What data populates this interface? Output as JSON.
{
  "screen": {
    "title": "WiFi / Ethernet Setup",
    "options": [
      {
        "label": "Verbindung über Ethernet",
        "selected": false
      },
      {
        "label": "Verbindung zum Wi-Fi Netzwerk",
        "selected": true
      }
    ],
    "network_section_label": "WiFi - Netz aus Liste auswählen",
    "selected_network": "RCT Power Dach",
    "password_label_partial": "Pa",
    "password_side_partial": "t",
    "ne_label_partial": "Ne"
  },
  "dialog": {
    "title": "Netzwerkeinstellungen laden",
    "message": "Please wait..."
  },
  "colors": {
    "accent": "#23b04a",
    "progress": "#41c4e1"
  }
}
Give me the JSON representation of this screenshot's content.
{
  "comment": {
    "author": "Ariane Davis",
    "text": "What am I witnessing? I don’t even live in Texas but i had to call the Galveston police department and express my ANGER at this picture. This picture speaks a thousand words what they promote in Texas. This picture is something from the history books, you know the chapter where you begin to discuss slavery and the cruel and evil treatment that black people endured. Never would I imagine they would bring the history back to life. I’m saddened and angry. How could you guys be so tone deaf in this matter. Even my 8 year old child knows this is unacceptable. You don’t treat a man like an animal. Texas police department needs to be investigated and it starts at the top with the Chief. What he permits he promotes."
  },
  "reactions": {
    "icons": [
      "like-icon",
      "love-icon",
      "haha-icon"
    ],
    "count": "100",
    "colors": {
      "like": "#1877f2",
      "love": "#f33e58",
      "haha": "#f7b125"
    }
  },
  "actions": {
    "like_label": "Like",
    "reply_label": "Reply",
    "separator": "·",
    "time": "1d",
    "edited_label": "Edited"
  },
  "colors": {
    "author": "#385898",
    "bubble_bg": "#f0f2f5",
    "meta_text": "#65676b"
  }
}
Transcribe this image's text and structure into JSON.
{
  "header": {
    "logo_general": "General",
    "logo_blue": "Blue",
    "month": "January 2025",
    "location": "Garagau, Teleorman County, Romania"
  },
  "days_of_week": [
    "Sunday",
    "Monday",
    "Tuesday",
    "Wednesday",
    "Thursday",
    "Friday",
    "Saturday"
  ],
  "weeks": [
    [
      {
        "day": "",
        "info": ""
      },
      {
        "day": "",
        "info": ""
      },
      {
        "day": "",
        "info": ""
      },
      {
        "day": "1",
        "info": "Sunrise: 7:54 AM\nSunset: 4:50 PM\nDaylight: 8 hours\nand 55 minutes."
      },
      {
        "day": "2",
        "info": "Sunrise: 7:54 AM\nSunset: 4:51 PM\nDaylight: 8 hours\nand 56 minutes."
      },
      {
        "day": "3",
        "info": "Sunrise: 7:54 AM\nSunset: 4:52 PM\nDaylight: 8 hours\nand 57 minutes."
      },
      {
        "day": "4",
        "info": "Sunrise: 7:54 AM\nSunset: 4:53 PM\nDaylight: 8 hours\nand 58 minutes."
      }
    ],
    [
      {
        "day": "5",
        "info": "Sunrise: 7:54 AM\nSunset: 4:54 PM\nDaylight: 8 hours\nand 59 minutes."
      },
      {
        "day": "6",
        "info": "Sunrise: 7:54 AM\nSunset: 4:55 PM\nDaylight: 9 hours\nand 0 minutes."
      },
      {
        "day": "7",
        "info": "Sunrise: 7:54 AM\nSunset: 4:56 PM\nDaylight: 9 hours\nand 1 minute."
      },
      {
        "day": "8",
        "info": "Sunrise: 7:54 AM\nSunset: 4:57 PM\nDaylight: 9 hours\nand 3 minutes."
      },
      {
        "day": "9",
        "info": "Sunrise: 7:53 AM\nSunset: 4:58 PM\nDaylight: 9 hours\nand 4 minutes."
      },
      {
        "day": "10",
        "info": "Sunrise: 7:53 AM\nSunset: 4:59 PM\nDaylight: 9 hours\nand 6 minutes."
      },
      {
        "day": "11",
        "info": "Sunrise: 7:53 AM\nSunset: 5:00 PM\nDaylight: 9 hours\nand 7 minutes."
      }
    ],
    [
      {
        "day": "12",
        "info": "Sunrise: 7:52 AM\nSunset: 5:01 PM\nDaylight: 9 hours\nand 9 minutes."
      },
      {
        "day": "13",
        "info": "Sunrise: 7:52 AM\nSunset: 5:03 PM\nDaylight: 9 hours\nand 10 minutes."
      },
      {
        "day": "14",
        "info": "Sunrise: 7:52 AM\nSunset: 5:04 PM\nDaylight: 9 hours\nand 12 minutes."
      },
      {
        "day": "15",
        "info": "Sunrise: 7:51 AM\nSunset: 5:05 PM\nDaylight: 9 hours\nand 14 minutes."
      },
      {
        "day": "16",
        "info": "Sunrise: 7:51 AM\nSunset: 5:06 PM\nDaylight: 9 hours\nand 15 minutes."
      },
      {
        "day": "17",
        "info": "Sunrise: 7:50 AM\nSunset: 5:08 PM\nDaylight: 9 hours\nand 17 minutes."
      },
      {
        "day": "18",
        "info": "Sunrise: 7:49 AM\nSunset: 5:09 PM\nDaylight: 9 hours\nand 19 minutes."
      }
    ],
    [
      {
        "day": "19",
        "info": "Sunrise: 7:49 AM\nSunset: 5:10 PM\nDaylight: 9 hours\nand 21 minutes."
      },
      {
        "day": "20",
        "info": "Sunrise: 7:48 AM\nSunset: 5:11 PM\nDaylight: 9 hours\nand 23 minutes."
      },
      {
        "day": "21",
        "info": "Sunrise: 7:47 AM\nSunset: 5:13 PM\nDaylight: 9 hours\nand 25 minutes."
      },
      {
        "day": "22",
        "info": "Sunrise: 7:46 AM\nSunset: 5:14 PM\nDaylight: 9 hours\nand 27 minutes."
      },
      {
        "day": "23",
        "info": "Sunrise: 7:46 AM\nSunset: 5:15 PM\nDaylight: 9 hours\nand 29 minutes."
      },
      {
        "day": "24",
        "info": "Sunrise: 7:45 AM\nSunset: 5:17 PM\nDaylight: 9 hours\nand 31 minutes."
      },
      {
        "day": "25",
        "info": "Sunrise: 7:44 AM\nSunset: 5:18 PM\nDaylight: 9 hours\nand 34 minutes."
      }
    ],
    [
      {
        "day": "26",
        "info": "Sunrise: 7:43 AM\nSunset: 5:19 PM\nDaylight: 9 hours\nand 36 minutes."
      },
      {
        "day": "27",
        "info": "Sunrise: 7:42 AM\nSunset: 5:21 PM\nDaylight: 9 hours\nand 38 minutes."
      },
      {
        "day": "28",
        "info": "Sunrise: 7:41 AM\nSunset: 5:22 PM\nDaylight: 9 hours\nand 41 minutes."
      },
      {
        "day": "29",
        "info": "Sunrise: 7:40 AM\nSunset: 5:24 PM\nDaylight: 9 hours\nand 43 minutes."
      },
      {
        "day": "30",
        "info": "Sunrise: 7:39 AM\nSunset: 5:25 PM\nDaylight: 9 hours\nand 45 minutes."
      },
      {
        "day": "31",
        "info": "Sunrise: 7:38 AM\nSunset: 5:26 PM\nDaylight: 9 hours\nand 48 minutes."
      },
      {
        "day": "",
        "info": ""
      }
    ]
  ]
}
----
## EXERCISE DIRECTIONS
Send back all of the entries exactly, with nothing missing.

## RESULT FOR THIS TASK
What data populates this interface? Output as JSON.
{
  "screen": {
    "title": "WiFi / Ethernet Setup",
    "options": [
      {
        "label": "Verbindung über Ethernet",
        "selected": false
      },
      {
        "label": "Verbindung zum Wi-Fi Netzwerk",
        "selected": true
      }
    ],
    "network_section_label": "WiFi - Netz aus Liste auswählen",
    "selected_network": "RCT Power Dach",
    "password_label_partial": "Pa",
    "password_side_partial": "t",
    "ne_label_partial": "Ne"
  },
  "dialog": {
    "title": "Netzwerkeinstellungen laden",
    "message": "Please wait..."
  },
  "colors": {
    "accent": "#23b04a",
    "progress": "#41c4e1"
  }
}
Give me the JSON representation of this screenshot's content.
{
  "comment": {
    "author": "Ariane Davis",
    "text": "What am I witnessing? I don’t even live in Texas but i had to call the Galveston police department and express my ANGER at this picture. This picture speaks a thousand words what they promote in Texas. This picture is something from the history books, you know the chapter where you begin to discuss slavery and the cruel and evil treatment that black people endured. Never would I imagine they would bring the history back to life. I’m saddened and angry. How could you guys be so tone deaf in this matter. Even my 8 year old child knows this is unacceptable. You don’t treat a man like an animal. Texas police department needs to be investigated and it starts at the top with the Chief. What he permits he promotes."
  },
  "reactions": {
    "icons": [
      "like-icon",
      "love-icon",
      "haha-icon"
    ],
    "count": "100",
    "colors": {
      "like": "#1877f2",
      "love": "#f33e58",
      "haha": "#f7b125"
    }
  },
  "actions": {
    "like_label": "Like",
    "reply_label": "Reply",
    "separator": "·",
    "time": "1d",
    "edited_label": "Edited"
  },
  "colors": {
    "author": "#385898",
    "bubble_bg": "#f0f2f5",
    "meta_text": "#65676b"
  }
}
Transcribe this image's text and structure into JSON.
{
  "header": {
    "logo_general": "General",
    "logo_blue": "Blue",
    "month": "January 2025",
    "location": "Garagau, Teleorman County, Romania"
  },
  "days_of_week": [
    "Sunday",
    "Monday",
    "Tuesday",
    "Wednesday",
    "Thursday",
    "Friday",
    "Saturday"
  ],
  "weeks": [
    [
      {
        "day": "",
        "info": ""
      },
      {
        "day": "",
        "info": ""
      },
      {
        "day": "",
        "info": ""
      },
      {
        "day": "1",
        "info": "Sunrise: 7:54 AM\nSunset: 4:50 PM\nDaylight: 8 hours\nand 55 minutes."
      },
      {
        "day": "2",
        "info": "Sunrise: 7:54 AM\nSunset: 4:51 PM\nDaylight: 8 hours\nand 56 minutes."
      },
      {
        "day": "3",
        "info": "Sunrise: 7:54 AM\nSunset: 4:52 PM\nDaylight: 8 hours\nand 57 minutes."
      },
      {
        "day": "4",
        "info": "Sunrise: 7:54 AM\nSunset: 4:53 PM\nDaylight: 8 hours\nand 58 minutes."
      }
    ],
    [
      {
        "day": "5",
        "info": "Sunrise: 7:54 AM\nSunset: 4:54 PM\nDaylight: 8 hours\nand 59 minutes."
      },
      {
        "day": "6",
        "info": "Sunrise: 7:54 AM\nSunset: 4:55 PM\nDaylight: 9 hours\nand 0 minutes."
      },
      {
        "day": "7",
        "info": "Sunrise: 7:54 AM\nSunset: 4:56 PM\nDaylight: 9 hours\nand 1 minute."
      },
      {
        "day": "8",
        "info": "Sunrise: 7:54 AM\nSunset: 4:57 PM\nDaylight: 9 hours\nand 3 minutes."
      },
      {
        "day": "9",
        "info": "Sunrise: 7:53 AM\nSunset: 4:58 PM\nDaylight: 9 hours\nand 4 minutes."
      },
      {
        "day": "10",
        "info": "Sunrise: 7:53 AM\nSunset: 4:59 PM\nDaylight: 9 hours\nand 6 minutes."
      },
      {
        "day": "11",
        "info": "Sunrise: 7:53 AM\nSunset: 5:00 PM\nDaylight: 9 hours\nand 7 minutes."
      }
    ],
    [
      {
        "day": "12",
        "info": "Sunrise: 7:52 AM\nSunset: 5:01 PM\nDaylight: 9 hours\nand 9 minutes."
      },
      {
        "day": "13",
        "info": "Sunrise: 7:52 AM\nSunset: 5:03 PM\nDaylight: 9 hours\nand 10 minutes."
      },
      {
        "day": "14",
        "info": "Sunrise: 7:52 AM\nSunset: 5:04 PM\nDaylight: 9 hours\nand 12 minutes."
      },
      {
        "day": "15",
        "info": "Sunrise: 7:51 AM\nSunset: 5:05 PM\nDaylight: 9 hours\nand 14 minutes."
      },
      {
        "day": "16",
        "info": "Sunrise: 7:51 AM\nSunset: 5:06 PM\nDaylight: 9 hours\nand 15 minutes."
      },
      {
        "day": "17",
        "info": "Sunrise: 7:50 AM\nSunset: 5:08 PM\nDaylight: 9 hours\nand 17 minutes."
      },
      {
        "day": "18",
        "info": "Sunrise: 7:49 AM\nSunset: 5:09 PM\nDaylight: 9 hours\nand 19 minutes."
      }
    ],
    [
      {
        "day": "19",
        "info": "Sunrise: 7:49 AM\nSunset: 5:10 PM\nDaylight: 9 hours\nand 21 minutes."
      },
      {
        "day": "20",
        "info": "Sunrise: 7:48 AM\nSunset: 5:11 PM\nDaylight: 9 hours\nand 23 minutes."
      },
      {
        "day": "21",
        "info": "Sunrise: 7:47 AM\nSunset: 5:13 PM\nDaylight: 9 hours\nand 25 minutes."
      },
      {
        "day": "22",
        "info": "Sunrise: 7:46 AM\nSunset: 5:14 PM\nDaylight: 9 hours\nand 27 minutes."
      },
      {
        "day": "23",
        "info": "Sunrise: 7:46 AM\nSunset: 5:15 PM\nDaylight: 9 hours\nand 29 minutes."
      },
      {
        "day": "24",
        "info": "Sunrise: 7:45 AM\nSunset: 5:17 PM\nDaylight: 9 hours\nand 31 minutes."
      },
      {
        "day": "25",
        "info": "Sunrise: 7:44 AM\nSunset: 5:18 PM\nDaylight: 9 hours\nand 34 minutes."
      }
    ],
    [
      {
        "day": "26",
        "info": "Sunrise: 7:43 AM\nSunset: 5:19 PM\nDaylight: 9 hours\nand 36 minutes."
      },
      {
        "day": "27",
        "info": "Sunrise: 7:42 AM\nSunset: 5:21 PM\nDaylight: 9 hours\nand 38 minutes."
      },
      {
        "day": "28",
        "info": "Sunrise: 7:41 AM\nSunset: 5:22 PM\nDaylight: 9 hours\nand 41 minutes."
      },
      {
        "day": "29",
        "info": "Sunrise: 7:40 AM\nSunset: 5:24 PM\nDaylight: 9 hours\nand 43 minutes."
      },
      {
        "day": "30",
        "info": "Sunrise: 7:39 AM\nSunset: 5:25 PM\nDaylight: 9 hours\nand 45 minutes."
      },
      {
        "day": "31",
        "info": "Sunrise: 7:38 AM\nSunset: 5:26 PM\nDaylight: 9 hours\nand 48 minutes."
      },
      {
        "day": "",
        "info": ""
      }
    ]
  ]
}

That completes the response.